GIVEN PASSAGE:
Discount-Rate Risk in P&C Reserves

When IFRS 17 went live, many P&C insurers in the region encountered a reserving behaviour that had not traditionally shaped short-term P&C contracts. Historically, reserving practices in MENA markets focused on expected ultimate losses and development patterns, with discounting often ignored. Under IFRS 17, this assumption no longer holds. Reserves represent the present value of future cash flows, which means any line with settlement extending beyond a year becomes sensitive to discount-rate movements.

This became particularly noticeable because IFRS 17 was implemented at a time of elevated global interest rates. Most MENA markets are pegged to, or influenced by, US dollar benchmarks, meaning the starting point for discount curves is linked to US Treasury yields and the Federal Reserve’s policy decisions. Many insurers therefore experienced a discount-rate tailwind at transition. Higher risk-free yields reduced the present value of reserves without any corresponding improvement in pricing or claims behaviour.

As monetary policy shifts, the mechanism reverses. When US rates decline, discount curves in MENA jurisdictions decline with them. The present value of future claims increases. Insurers see higher IFRS 17 liabilities and pressure on equity even when loss ratios and operational controls remain unchanged. For many P&C executives who historically interpreted reserve increases as a sign of deteriorating experience, this distinction is new. Under IFRS 17, the driver is often mechanical rather than operational. The discount rate moved.

REQUIRED WORK:
1 - According to the passage on discount-rate risk in P&C reserves, what happens to the present value of future claims when US rates decline?
2 - Extend the passage on discount-rate risk in P&C reserves, picking up right after its final sentence.
The items that come after the text aren't required for any of this work.

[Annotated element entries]
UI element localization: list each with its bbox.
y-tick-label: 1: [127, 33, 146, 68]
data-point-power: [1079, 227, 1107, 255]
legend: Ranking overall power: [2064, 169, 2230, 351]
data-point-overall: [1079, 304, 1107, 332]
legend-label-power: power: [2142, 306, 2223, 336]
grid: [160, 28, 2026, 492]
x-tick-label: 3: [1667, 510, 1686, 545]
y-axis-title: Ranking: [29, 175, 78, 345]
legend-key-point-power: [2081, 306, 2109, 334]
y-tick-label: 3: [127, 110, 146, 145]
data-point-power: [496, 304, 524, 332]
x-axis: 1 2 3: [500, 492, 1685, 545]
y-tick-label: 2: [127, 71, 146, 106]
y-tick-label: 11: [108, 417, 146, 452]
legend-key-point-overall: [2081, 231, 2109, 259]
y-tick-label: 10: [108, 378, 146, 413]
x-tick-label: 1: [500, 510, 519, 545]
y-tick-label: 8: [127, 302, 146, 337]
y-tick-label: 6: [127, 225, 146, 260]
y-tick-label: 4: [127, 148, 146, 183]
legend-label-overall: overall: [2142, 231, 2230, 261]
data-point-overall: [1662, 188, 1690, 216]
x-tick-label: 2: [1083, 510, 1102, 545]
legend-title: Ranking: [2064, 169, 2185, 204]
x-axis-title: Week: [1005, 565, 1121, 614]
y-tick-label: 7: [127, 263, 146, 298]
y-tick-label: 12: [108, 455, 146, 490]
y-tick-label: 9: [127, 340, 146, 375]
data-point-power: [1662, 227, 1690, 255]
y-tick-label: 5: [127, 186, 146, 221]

ANSWERS BELOW:
1 - It increases.

2 -
Recognising this dynamic is becoming part of modern financial governance. It does not require forecasting interest rates. It requires clarity on the derivation of discount rates, regular sensitivity testing to quantify exposure, scenario analysis that links these movements to capital planning and risk appetite, and consistent communication that separates economic effects from underwriting performance. These elements prevent misinterpretation and support more stable strategic decisions.

The MENA P&C sector is now operating in an environment where reserve variability can stem from macroeconomic developments outside the region. This does not reduce the relevance of pricing, underwriting, or claims management. It reflects the fact that IFRS 17 introduced a financial-market dimension to non-life reserving that did not exist under previous frameworks. Insurers that understand and manage this effect will be better equipped to explain results, maintain discipline during interest-rate cycles, and avoid unnecessary operational responses to what is fundamentally an economic phenomenon.

While the materiality of this effect varies across portfolios, the impact becomes more visible as discount curves shift further. If global risk-free rates decline more sharply, the sensitivity of IFRS 17 reserves will become unmistakable across a broader set of P&C lines.